RAW RECORDS →

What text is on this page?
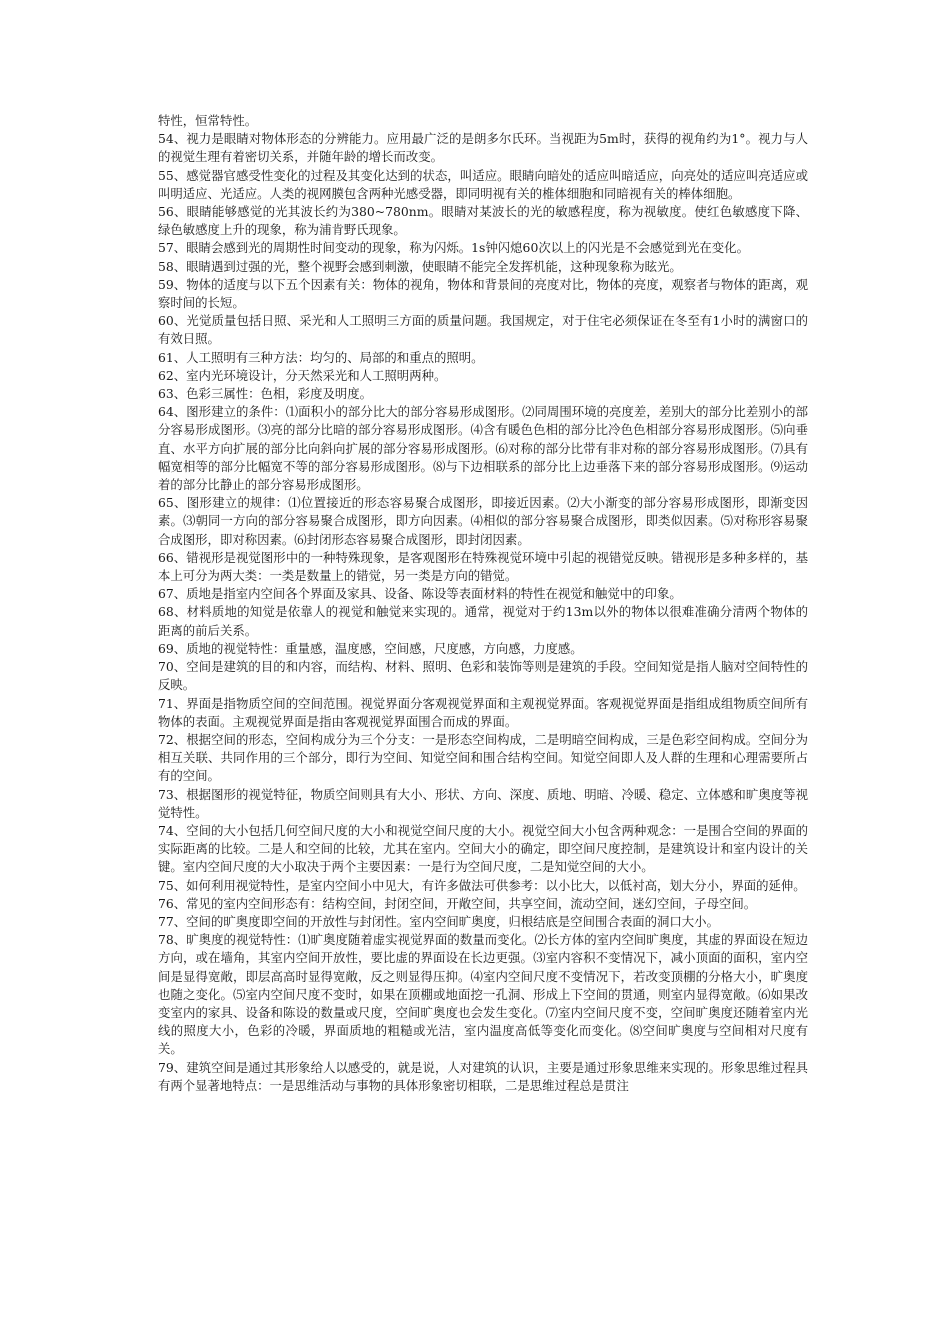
特性，恒常特性。

54、视力是眼睛对物体形态的分辨能力。应用最广泛的是朗多尔氏环。当视距为5m时，获得的视角约为1°。视力与人的视觉生理有着密切关系，并随年龄的增长而改变。

55、感觉器官感受性变化的过程及其变化达到的状态，叫适应。眼睛向暗处的适应叫暗适应，向亮处的适应叫亮适应或叫明适应、光适应。人类的视网膜包含两种光感受器，即同明视有关的椎体细胞和同暗视有关的棒体细胞。

56、眼睛能够感觉的光其波长约为380~780nm。眼睛对某波长的光的敏感程度，称为视敏度。使红色敏感度下降、绿色敏感度上升的现象，称为浦肯野氏现象。

57、眼睛会感到光的周期性时间变动的现象，称为闪烁。1s钟闪熄60次以上的闪光是不会感觉到光在变化。

58、眼睛遇到过强的光，整个视野会感到刺激，使眼睛不能完全发挥机能，这种现象称为眩光。

59、物体的适度与以下五个因素有关：物体的视角，物体和背景间的亮度对比，物体的亮度，观察者与物体的距离，观察时间的长短。

60、光觉质量包括日照、采光和人工照明三方面的质量问题。我国规定，对于住宅必须保证在冬至有1小时的满窗口的有效日照。

61、人工照明有三种方法：均匀的、局部的和重点的照明。

62、室内光环境设计，分天然采光和人工照明两种。

63、色彩三属性：色相，彩度及明度。

64、图形建立的条件：⑴面积小的部分比大的部分容易形成图形。⑵同周围环境的亮度差，差别大的部分比差别小的部分容易形成图形。⑶亮的部分比暗的部分容易形成图形。⑷含有暖色色相的部分比冷色色相部分容易形成图形。⑸向垂直、水平方向扩展的部分比向斜向扩展的部分容易形成图形。⑹对称的部分比带有非对称的部分容易形成图形。⑺具有幅宽相等的部分比幅宽不等的部分容易形成图形。⑻与下边相联系的部分比上边垂落下来的部分容易形成图形。⑼运动着的部分比静止的部分容易形成图形。

65、图形建立的规律：⑴位置接近的形态容易聚合成图形，即接近因素。⑵大小渐变的部分容易形成图形，即渐变因素。⑶朝同一方向的部分容易聚合成图形，即方向因素。⑷相似的部分容易聚合成图形，即类似因素。⑸对称形容易聚合成图形，即对称因素。⑹封闭形态容易聚合成图形，即封闭因素。

66、错视形是视觉图形中的一种特殊现象，是客观图形在特殊视觉环境中引起的视错觉反映。错视形是多种多样的，基本上可分为两大类：一类是数量上的错觉，另一类是方向的错觉。

67、质地是指室内空间各个界面及家具、设备、陈设等表面材料的特性在视觉和触觉中的印象。

68、材料质地的知觉是依靠人的视觉和触觉来实现的。通常，视觉对于约13m以外的物体以很难准确分清两个物体的距离的前后关系。

69、质地的视觉特性：重量感，温度感，空间感，尺度感，方向感，力度感。

70、空间是建筑的目的和内容，而结构、材料、照明、色彩和装饰等则是建筑的手段。空间知觉是指人脑对空间特性的反映。

71、界面是指物质空间的空间范围。视觉界面分客观视觉界面和主观视觉界面。客观视觉界面是指组成组物质空间所有物体的表面。主观视觉界面是指由客观视觉界面围合而成的界面。

72、根据空间的形态，空间构成分为三个分支：一是形态空间构成，二是明暗空间构成，三是色彩空间构成。空间分为相互关联、共同作用的三个部分，即行为空间、知觉空间和围合结构空间。知觉空间即人及人群的生理和心理需要所占有的空间。

73、根据图形的视觉特征，物质空间则具有大小、形状、方向、深度、质地、明暗、冷暖、稳定、立体感和旷奥度等视觉特性。

74、空间的大小包括几何空间尺度的大小和视觉空间尺度的大小。视觉空间大小包含两种观念：一是围合空间的界面的实际距离的比较。二是人和空间的比较，尤其在室内。空间大小的确定，即空间尺度控制，是建筑设计和室内设计的关键。室内空间尺度的大小取决于两个主要因素：一是行为空间尺度，二是知觉空间的大小。

75、如何利用视觉特性，是室内空间小中见大，有许多做法可供参考：以小比大，以低衬高，划大分小，界面的延伸。

76、常见的室内空间形态有：结构空间，封闭空间，开敞空间，共享空间，流动空间，迷幻空间，子母空间。

77、空间的旷奥度即空间的开放性与封闭性。室内空间旷奥度，归根结底是空间围合表面的洞口大小。

78、旷奥度的视觉特性：⑴旷奥度随着虚实视觉界面的数量而变化。⑵长方体的室内空间旷奥度，其虚的界面设在短边方向，或在墙角，其室内空间开放性，要比虚的界面设在长边更强。⑶室内容积不变情况下，减小顶面的面积，室内空间是显得宽敞，即层高高时显得宽敞，反之则显得压抑。⑷室内空间尺度不变情况下，若改变顶棚的分格大小，旷奥度也随之变化。⑸室内空间尺度不变时，如果在顶棚或地面挖一孔洞、形成上下空间的贯通，则室内显得宽敞。⑹如果改变室内的家具、设备和陈设的数量或尺度，空间旷奥度也会发生变化。⑺室内空间尺度不变，空间旷奥度还随着室内光线的照度大小，色彩的冷暖，界面质地的粗糙或光洁，室内温度高低等变化而变化。⑻空间旷奥度与空间相对尺度有关。

79、建筑空间是通过其形象给人以感受的，就是说，人对建筑的认识，主要是通过形象思维来实现的。形象思维过程具有两个显著地特点：一是思维活动与事物的具体形象密切相联，二是思维过程总是贯注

GOAL → Transcribe the listing in full and omit the pictures.

TASK RESPONSE →
What text is on this page?
特性，恒常特性。

54、视力是眼睛对物体形态的分辨能力。应用最广泛的是朗多尔氏环。当视距为5m时，获得的视角约为1°。视力与人的视觉生理有着密切关系，并随年龄的增长而改变。

55、感觉器官感受性变化的过程及其变化达到的状态，叫适应。眼睛向暗处的适应叫暗适应，向亮处的适应叫亮适应或叫明适应、光适应。人类的视网膜包含两种光感受器，即同明视有关的椎体细胞和同暗视有关的棒体细胞。

56、眼睛能够感觉的光其波长约为380~780nm。眼睛对某波长的光的敏感程度，称为视敏度。使红色敏感度下降、绿色敏感度上升的现象，称为浦肯野氏现象。

57、眼睛会感到光的周期性时间变动的现象，称为闪烁。1s钟闪熄60次以上的闪光是不会感觉到光在变化。

58、眼睛遇到过强的光，整个视野会感到刺激，使眼睛不能完全发挥机能，这种现象称为眩光。

59、物体的适度与以下五个因素有关：物体的视角，物体和背景间的亮度对比，物体的亮度，观察者与物体的距离，观察时间的长短。

60、光觉质量包括日照、采光和人工照明三方面的质量问题。我国规定，对于住宅必须保证在冬至有1小时的满窗口的有效日照。

61、人工照明有三种方法：均匀的、局部的和重点的照明。

62、室内光环境设计，分天然采光和人工照明两种。

63、色彩三属性：色相，彩度及明度。

64、图形建立的条件：⑴面积小的部分比大的部分容易形成图形。⑵同周围环境的亮度差，差别大的部分比差别小的部分容易形成图形。⑶亮的部分比暗的部分容易形成图形。⑷含有暖色色相的部分比冷色色相部分容易形成图形。⑸向垂直、水平方向扩展的部分比向斜向扩展的部分容易形成图形。⑹对称的部分比带有非对称的部分容易形成图形。⑺具有幅宽相等的部分比幅宽不等的部分容易形成图形。⑻与下边相联系的部分比上边垂落下来的部分容易形成图形。⑼运动着的部分比静止的部分容易形成图形。

65、图形建立的规律：⑴位置接近的形态容易聚合成图形，即接近因素。⑵大小渐变的部分容易形成图形，即渐变因素。⑶朝同一方向的部分容易聚合成图形，即方向因素。⑷相似的部分容易聚合成图形，即类似因素。⑸对称形容易聚合成图形，即对称因素。⑹封闭形态容易聚合成图形，即封闭因素。

66、错视形是视觉图形中的一种特殊现象，是客观图形在特殊视觉环境中引起的视错觉反映。错视形是多种多样的，基本上可分为两大类：一类是数量上的错觉，另一类是方向的错觉。

67、质地是指室内空间各个界面及家具、设备、陈设等表面材料的特性在视觉和触觉中的印象。

68、材料质地的知觉是依靠人的视觉和触觉来实现的。通常，视觉对于约13m以外的物体以很难准确分清两个物体的距离的前后关系。

69、质地的视觉特性：重量感，温度感，空间感，尺度感，方向感，力度感。

70、空间是建筑的目的和内容，而结构、材料、照明、色彩和装饰等则是建筑的手段。空间知觉是指人脑对空间特性的反映。

71、界面是指物质空间的空间范围。视觉界面分客观视觉界面和主观视觉界面。客观视觉界面是指组成组物质空间所有物体的表面。主观视觉界面是指由客观视觉界面围合而成的界面。

72、根据空间的形态，空间构成分为三个分支：一是形态空间构成，二是明暗空间构成，三是色彩空间构成。空间分为相互关联、共同作用的三个部分，即行为空间、知觉空间和围合结构空间。知觉空间即人及人群的生理和心理需要所占有的空间。

73、根据图形的视觉特征，物质空间则具有大小、形状、方向、深度、质地、明暗、冷暖、稳定、立体感和旷奥度等视觉特性。

74、空间的大小包括几何空间尺度的大小和视觉空间尺度的大小。视觉空间大小包含两种观念：一是围合空间的界面的实际距离的比较。二是人和空间的比较，尤其在室内。空间大小的确定，即空间尺度控制，是建筑设计和室内设计的关键。室内空间尺度的大小取决于两个主要因素：一是行为空间尺度，二是知觉空间的大小。

75、如何利用视觉特性，是室内空间小中见大，有许多做法可供参考：以小比大，以低衬高，划大分小，界面的延伸。

76、常见的室内空间形态有：结构空间，封闭空间，开敞空间，共享空间，流动空间，迷幻空间，子母空间。

77、空间的旷奥度即空间的开放性与封闭性。室内空间旷奥度，归根结底是空间围合表面的洞口大小。

78、旷奥度的视觉特性：⑴旷奥度随着虚实视觉界面的数量而变化。⑵长方体的室内空间旷奥度，其虚的界面设在短边方向，或在墙角，其室内空间开放性，要比虚的界面设在长边更强。⑶室内容积不变情况下，减小顶面的面积，室内空间是显得宽敞，即层高高时显得宽敞，反之则显得压抑。⑷室内空间尺度不变情况下，若改变顶棚的分格大小，旷奥度也随之变化。⑸室内空间尺度不变时，如果在顶棚或地面挖一孔洞、形成上下空间的贯通，则室内显得宽敞。⑹如果改变室内的家具、设备和陈设的数量或尺度，空间旷奥度也会发生变化。⑺室内空间尺度不变，空间旷奥度还随着室内光线的照度大小，色彩的冷暖，界面质地的粗糙或光洁，室内温度高低等变化而变化。⑻空间旷奥度与空间相对尺度有关。

79、建筑空间是通过其形象给人以感受的，就是说，人对建筑的认识，主要是通过形象思维来实现的。形象思维过程具有两个显著地特点：一是思维活动与事物的具体形象密切相联，二是思维过程总是贯注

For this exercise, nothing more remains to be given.